- REQUIREMENT A
Answer these questions from the post on edge cases:
(i) Which statement does the writer say made it clear that fictives are not the same as singlets?
(ii) Which side has the writer personally always erred on?
(iii) Who does the writer say should use the term 'alter' for people in a multiple system?
- REQUIREMENT B
Reproduce word for word the passage of the post on edge cases starting with "(as an aside, the" and going on through "their headmates’ personhood.)".

- DOCUMENT EXTRACT
▬▬▬
What frustrates me is that whenever I make a post that contains an absolute such as  “kin are never X” “fictives are always Y”: then I inevitably get a flood of messages and reblogs from edge cases in a bizarre set of circumstances  where their “fictive is not Y” or “kin is X”. 

These edge cases feel invalidated that my statement has excluded them and basically make a big piss and stink about how their existence as an exception proves whatever statement I have made wrong.

Now of course, when I make a ‘soft’ statement allowing for unusual edge-cases, somebody wings out of the sidelines to tell me I’m wrong for stating it this way too.

I think I made it pretty clear with ‘fictives are almost never singlets’ that fictives=/= singlets. There will ALWAYS be bizarre edge cases who are fictive singlets, or kin with no awakening experience, or whatever. These people are the exception, not the norm. But kinship, multiplicity and related topics are not an exact science. 

We can either accept that edge-cases exist, and be more permissive and inclusive in our definitions (a stance that tumblr has seemed to favor recently), or we can be more exclusive and rigid, and say ‘this is the definition, edge cases are edge cases’. Personally I’ve always erred on the side of rigid definition, but I can only take so many verbal punches to the chin before I start getting softer on my stance.

(as an aside, the original poster is diagnosed with DID professionally, and therefore uses the term ‘alters’. Please do not use the term ‘alter’ for headmates/people in a multiple system unless you are diagnosed DID. Almost all the non-DID multiples I have known including myself consider this term offensive and dismissive/invalidating of their headmates’ personhood.)
▬▬▬
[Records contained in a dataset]
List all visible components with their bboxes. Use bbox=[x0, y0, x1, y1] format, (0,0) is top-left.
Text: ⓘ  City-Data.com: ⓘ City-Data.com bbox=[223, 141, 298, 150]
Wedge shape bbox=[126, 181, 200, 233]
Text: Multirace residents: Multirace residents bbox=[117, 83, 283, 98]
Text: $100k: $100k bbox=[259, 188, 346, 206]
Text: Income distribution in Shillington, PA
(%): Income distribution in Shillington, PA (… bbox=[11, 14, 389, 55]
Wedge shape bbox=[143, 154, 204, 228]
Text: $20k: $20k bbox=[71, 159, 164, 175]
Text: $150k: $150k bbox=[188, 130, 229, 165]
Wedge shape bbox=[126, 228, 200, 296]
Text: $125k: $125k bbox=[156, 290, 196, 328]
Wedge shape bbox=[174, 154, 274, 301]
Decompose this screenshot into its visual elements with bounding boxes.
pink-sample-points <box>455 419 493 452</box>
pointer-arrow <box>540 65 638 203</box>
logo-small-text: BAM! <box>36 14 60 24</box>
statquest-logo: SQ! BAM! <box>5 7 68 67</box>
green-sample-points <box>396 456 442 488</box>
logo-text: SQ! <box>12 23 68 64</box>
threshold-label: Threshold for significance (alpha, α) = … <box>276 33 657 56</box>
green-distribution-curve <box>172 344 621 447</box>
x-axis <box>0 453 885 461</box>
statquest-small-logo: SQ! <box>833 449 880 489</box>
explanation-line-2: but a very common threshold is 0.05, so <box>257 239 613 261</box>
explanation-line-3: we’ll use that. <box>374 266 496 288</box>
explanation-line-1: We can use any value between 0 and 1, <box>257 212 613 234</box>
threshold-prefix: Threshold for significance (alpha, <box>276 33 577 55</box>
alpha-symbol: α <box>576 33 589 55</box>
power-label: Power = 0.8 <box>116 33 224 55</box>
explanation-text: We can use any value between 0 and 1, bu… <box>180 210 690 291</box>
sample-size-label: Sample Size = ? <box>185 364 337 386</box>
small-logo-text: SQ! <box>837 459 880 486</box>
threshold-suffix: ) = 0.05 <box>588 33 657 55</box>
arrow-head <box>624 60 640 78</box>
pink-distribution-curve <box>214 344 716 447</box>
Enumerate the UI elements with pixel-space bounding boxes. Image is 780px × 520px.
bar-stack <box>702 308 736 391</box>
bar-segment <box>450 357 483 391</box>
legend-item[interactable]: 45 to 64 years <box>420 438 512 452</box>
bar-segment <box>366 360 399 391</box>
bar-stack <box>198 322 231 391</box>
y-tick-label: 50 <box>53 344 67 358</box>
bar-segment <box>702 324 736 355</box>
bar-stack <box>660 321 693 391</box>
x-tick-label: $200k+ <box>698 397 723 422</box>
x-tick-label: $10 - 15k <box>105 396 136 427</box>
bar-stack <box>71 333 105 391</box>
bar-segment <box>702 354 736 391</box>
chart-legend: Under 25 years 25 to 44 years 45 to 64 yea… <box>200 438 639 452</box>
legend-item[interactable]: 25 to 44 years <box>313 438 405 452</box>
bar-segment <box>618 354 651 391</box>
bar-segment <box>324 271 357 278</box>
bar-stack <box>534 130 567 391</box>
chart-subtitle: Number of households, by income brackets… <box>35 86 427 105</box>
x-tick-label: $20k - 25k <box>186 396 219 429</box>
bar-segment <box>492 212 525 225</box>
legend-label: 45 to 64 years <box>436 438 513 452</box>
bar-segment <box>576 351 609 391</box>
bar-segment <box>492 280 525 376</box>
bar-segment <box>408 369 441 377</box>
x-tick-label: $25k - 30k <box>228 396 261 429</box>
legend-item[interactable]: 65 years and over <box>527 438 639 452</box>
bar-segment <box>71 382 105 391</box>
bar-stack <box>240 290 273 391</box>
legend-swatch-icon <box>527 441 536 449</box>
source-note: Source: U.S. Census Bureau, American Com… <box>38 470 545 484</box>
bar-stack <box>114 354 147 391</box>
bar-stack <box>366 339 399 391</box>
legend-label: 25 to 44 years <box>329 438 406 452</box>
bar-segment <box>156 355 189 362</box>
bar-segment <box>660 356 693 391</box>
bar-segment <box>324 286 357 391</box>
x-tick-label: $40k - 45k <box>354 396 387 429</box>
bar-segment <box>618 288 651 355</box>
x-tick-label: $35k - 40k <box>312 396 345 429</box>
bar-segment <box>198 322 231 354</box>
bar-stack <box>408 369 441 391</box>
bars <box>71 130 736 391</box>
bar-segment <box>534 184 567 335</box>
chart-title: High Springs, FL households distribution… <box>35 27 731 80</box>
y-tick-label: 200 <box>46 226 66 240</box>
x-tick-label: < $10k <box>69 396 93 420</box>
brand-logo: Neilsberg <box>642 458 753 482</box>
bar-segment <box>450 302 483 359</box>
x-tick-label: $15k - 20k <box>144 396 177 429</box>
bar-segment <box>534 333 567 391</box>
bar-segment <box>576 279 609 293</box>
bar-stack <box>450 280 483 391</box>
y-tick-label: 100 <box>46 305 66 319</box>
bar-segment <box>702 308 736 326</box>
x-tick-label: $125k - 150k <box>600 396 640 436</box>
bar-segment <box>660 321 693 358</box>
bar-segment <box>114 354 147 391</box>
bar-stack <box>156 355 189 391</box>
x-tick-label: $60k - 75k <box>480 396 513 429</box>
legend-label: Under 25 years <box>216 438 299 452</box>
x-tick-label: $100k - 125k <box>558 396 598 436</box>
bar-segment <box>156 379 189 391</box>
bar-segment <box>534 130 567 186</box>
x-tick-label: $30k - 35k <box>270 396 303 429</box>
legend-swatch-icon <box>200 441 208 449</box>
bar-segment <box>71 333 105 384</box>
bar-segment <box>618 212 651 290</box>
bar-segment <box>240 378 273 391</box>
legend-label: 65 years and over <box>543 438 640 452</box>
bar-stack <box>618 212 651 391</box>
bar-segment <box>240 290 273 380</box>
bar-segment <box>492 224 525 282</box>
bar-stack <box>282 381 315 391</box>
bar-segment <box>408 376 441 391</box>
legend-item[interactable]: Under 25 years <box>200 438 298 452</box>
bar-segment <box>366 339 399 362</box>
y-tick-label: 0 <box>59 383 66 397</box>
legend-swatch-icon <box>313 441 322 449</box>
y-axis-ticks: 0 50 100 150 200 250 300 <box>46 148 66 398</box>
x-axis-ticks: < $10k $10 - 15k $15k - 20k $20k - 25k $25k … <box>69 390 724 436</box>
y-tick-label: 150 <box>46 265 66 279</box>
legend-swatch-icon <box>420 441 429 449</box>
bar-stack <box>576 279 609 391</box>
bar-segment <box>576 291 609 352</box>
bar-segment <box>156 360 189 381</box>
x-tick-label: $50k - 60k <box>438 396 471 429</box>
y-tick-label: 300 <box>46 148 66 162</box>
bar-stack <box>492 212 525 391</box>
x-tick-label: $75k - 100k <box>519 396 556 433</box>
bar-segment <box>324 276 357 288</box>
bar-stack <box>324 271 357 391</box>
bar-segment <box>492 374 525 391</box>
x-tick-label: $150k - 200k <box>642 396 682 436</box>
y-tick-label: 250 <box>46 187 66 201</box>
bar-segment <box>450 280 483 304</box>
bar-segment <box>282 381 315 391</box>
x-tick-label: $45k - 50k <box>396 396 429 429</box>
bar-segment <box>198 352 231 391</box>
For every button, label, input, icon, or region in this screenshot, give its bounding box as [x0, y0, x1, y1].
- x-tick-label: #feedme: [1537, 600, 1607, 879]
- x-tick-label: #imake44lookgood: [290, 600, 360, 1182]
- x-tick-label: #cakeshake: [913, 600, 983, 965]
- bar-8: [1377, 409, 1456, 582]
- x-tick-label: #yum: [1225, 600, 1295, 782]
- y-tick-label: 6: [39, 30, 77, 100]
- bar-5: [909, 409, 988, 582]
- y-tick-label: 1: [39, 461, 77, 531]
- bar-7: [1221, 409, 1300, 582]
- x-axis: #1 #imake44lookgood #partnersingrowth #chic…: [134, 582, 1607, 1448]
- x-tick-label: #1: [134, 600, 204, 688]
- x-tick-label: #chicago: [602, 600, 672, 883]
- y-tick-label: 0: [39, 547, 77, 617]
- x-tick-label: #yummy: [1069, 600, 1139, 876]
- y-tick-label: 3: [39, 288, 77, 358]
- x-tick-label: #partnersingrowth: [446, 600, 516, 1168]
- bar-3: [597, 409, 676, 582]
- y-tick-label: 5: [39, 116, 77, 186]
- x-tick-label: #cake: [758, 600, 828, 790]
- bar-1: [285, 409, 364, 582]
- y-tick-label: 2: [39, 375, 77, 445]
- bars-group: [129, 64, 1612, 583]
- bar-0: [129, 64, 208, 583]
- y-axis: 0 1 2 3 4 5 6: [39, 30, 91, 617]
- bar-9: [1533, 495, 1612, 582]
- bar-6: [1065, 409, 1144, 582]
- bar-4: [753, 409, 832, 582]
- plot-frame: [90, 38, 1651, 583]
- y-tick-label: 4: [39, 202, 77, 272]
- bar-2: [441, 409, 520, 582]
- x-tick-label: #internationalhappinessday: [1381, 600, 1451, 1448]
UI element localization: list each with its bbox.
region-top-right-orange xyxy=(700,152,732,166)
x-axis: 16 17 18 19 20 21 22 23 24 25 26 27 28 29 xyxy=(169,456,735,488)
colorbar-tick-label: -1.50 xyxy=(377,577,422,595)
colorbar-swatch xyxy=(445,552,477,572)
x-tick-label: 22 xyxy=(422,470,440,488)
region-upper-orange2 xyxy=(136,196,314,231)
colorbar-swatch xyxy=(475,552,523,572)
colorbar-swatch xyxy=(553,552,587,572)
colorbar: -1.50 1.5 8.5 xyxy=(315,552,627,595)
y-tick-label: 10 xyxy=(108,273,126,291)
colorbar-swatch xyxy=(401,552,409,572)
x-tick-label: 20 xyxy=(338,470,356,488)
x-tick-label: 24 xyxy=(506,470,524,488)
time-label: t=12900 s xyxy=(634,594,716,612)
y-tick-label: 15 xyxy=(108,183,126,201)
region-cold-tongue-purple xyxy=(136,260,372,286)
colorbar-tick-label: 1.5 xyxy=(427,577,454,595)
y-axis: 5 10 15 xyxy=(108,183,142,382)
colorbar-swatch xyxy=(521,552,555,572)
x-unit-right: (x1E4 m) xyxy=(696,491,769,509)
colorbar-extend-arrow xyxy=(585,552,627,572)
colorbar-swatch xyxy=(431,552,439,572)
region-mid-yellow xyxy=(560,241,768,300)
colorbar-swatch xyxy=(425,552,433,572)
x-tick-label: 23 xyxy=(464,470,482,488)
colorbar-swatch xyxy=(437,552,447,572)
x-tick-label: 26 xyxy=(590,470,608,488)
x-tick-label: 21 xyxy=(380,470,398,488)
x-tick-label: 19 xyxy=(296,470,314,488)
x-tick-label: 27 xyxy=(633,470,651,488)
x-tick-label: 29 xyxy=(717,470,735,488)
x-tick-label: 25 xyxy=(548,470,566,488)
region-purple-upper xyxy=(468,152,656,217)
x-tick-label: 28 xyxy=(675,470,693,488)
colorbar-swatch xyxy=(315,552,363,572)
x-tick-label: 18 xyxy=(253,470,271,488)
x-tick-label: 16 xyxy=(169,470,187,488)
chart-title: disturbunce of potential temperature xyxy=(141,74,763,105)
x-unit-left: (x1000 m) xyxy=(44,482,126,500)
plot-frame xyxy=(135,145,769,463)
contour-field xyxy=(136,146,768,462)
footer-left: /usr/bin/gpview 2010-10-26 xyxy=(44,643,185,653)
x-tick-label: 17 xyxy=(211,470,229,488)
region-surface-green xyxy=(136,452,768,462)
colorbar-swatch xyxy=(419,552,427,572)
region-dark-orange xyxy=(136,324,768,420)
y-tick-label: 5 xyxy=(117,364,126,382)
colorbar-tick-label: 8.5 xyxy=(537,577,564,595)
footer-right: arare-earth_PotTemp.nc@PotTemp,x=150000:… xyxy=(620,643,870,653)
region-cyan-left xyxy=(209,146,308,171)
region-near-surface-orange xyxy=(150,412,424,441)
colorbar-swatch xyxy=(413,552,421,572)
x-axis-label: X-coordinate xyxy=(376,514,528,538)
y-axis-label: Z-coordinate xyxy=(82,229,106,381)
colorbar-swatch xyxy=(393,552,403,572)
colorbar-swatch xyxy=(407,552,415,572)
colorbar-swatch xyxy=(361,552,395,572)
▬▬▬
- ANSWER SPACE A
(i) 'fictives are almost never singlets'
(ii) The side of rigid definition.
(iii) Only people who are diagnosed with DID.

- ANSWER SPACE B
(as an aside, the original poster is diagnosed with DID professionally, and therefore uses the term ‘alters’. Please do not use the term ‘alter’ for headmates/people in a multiple system unless you are diagnosed DID. Almost all the non-DID multiples I have known including myself consider this term offensive and dismissive/invalidating of their headmates’ personhood.)